__EXCERPT PROVIDED__:
((
Stewart Osborne (Stewart Osborne), Wednesday, 18 May 2005 11:00 (nineteen years ago) link

Weller.. that asshole. Who knows what he was on about. It's no Smithers-Jones, I can tell you that.

bassman (Dave225), Wednesday, 18 May 2005 11:52 (nineteen years ago) link

.. and even now, people are coming up with unseen angles to this multifaceted umm single.

mark grout (mark grout), Wednesday, 18 May 2005 12:28 (nineteen years ago) link

Aaaah yes, but multifaceted single what, exactly?

Stewart Osborne (Stewart Osborne), Thursday, 19 May 2005 10:45 (nineteen years ago) link

five months pass...
This song really begs for a Freudian analysis. Ah, but I have not the time.

moley, Thursday, 27 October 2005 01:58 (eighteen years ago) link

one month passes...
You do now, though.

Ned Raggett (Ned), Sunday, 11 December 2005 00:49 (eighteen years ago) link

Plane crashes were invented for people like 'im.

The Velvet Overlord (The Velvet Overlord), Sunday, 11 December 2005 08:06 (eighteen years ago) link

Well, twist my arm. Clearly the tube is a metaphor for the consuming mother, the vagina dentata.

moley, Sunday, 11 December 2005 10:11 (eighteen years ago) link

sometimes a tube train is just a tube train

Ward Fowler (Ward Fowler), Sunday, 11 December 2005 13:44 (eighteen years ago) link

And sometimes it's a jar.

mark grout (mark grout), Monday, 12 December 2005 09:41 (eighteen years ago) link

Except when it's not ajar.

whatever (boglogger), Tuesday, 13 December 2005 15:37 (eighteen years ago) link

Nonsensde. When Freud said sometimes a cigar is just a cigar he was denying his own latent homosexual tendencies.

'She'll be lining up the cutlery,
You know she's expecting me'

Here lies a symbolic expression of the author's primal fears of impotence, of not performing in the way his wife expects. 'The wine's gone flat' is another. It would be more honest to say 'my joystick's gone limp'.

moley, Wednesday, 14 December 2005 22:58 (eighteen years ago) link

Or indeed a state of Oedipal crisis - does he believe that his own wife is "expecting" him as she would "expect" a child?

Harthill Services (Neil Willett), Wednesday, 14 December 2005 23:14 (eighteen years ago) link

Yes, it's becoming clear now - the song is actually about fear of the female reproductive system. Driven by castration anxiety (for what purpose does his wife / mother "line up the cutlery"?), he assumes a nightmarish foetal identity (as well as a foetal position).
))
__EXTRACTED MATERIAL__:
((
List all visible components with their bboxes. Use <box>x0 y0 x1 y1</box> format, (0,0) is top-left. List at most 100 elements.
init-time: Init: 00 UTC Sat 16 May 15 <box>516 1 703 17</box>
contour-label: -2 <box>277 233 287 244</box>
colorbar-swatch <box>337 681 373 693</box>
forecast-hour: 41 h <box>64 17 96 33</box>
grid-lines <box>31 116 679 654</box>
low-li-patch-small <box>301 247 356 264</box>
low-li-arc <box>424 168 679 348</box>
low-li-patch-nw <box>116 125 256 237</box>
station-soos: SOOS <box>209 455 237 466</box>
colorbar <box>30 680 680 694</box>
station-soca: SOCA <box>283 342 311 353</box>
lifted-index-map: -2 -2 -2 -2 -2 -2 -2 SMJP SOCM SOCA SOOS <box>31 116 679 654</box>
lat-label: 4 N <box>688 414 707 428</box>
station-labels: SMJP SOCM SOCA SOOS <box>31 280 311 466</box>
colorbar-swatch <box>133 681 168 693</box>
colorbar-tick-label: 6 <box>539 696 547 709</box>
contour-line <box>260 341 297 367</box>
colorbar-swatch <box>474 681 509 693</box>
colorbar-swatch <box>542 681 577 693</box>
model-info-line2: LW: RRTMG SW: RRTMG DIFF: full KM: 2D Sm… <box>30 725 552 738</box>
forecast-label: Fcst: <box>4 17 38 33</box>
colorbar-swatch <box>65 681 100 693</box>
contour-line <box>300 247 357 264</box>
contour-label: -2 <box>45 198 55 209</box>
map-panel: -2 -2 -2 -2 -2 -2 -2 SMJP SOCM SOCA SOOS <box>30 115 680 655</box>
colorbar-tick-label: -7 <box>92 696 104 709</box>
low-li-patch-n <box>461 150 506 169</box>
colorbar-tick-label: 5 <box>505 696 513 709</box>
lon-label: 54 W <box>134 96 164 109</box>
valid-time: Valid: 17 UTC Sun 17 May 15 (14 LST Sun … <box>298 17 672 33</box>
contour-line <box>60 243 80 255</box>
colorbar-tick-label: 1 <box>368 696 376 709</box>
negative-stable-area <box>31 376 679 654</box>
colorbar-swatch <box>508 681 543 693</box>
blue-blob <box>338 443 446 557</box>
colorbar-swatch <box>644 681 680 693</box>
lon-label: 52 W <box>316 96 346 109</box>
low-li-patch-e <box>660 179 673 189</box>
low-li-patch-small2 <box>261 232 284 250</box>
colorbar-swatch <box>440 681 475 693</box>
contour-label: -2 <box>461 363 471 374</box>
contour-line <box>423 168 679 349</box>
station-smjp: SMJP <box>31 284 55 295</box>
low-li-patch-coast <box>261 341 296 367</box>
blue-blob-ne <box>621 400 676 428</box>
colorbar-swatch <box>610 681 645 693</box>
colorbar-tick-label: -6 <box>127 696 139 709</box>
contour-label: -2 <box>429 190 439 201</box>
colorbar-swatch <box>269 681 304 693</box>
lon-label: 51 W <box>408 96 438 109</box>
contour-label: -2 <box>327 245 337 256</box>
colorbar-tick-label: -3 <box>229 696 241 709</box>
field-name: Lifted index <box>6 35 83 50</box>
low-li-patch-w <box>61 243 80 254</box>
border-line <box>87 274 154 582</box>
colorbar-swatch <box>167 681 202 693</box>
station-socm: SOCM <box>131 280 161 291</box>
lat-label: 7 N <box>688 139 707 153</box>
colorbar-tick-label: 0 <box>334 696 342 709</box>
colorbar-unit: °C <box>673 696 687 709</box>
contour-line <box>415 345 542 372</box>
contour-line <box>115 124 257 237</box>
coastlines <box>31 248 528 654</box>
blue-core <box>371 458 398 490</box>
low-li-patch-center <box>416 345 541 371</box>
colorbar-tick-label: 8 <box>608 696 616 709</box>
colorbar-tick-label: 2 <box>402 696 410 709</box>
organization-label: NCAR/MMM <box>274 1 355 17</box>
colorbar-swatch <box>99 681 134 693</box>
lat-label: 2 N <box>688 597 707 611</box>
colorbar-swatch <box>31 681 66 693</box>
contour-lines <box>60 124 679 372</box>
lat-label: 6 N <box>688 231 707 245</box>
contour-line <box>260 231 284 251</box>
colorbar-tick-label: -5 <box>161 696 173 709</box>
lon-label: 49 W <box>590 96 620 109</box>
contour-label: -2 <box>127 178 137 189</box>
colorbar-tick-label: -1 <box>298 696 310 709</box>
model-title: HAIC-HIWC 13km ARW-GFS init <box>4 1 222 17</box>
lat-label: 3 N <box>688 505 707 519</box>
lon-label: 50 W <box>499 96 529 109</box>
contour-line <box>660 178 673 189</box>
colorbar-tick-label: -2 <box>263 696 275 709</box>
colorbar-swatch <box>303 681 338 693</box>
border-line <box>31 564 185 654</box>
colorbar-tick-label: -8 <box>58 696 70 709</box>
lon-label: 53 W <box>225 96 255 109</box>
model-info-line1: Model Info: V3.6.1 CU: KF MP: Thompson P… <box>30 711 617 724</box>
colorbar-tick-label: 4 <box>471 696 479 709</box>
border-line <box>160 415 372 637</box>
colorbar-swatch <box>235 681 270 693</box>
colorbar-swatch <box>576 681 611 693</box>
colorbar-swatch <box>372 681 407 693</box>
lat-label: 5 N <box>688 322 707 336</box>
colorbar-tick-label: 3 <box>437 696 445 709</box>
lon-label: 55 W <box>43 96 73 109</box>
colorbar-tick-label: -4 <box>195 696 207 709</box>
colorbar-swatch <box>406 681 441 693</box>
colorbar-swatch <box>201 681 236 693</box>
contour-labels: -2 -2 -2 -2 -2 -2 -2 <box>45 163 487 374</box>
))
__REQUIRED WORK__:
a) Which distinct days of the week appear in the timestamps of the forum thread? List each day once.
b) Quote the part of the forum thread that opens with the words containing "bassman (Dave225), Wednesday, 18" and closes with "five months pass...".
The records are separate from the forum thread and aren't part of it.

__IN RESPONSE__:
a) Wednesday, Thursday, Sunday, Monday, Tuesday

b)
bassman (Dave225), Wednesday, 18 May 2005 11:52 (nineteen years ago) link

.. and even now, people are coming up with unseen angles to this multifaceted umm single.

mark grout (mark grout), Wednesday, 18 May 2005 12:28 (nineteen years ago) link

Aaaah yes, but multifaceted single what, exactly?

Stewart Osborne (Stewart Osborne), Thursday, 19 May 2005 10:45 (nineteen years ago) link

five months pass...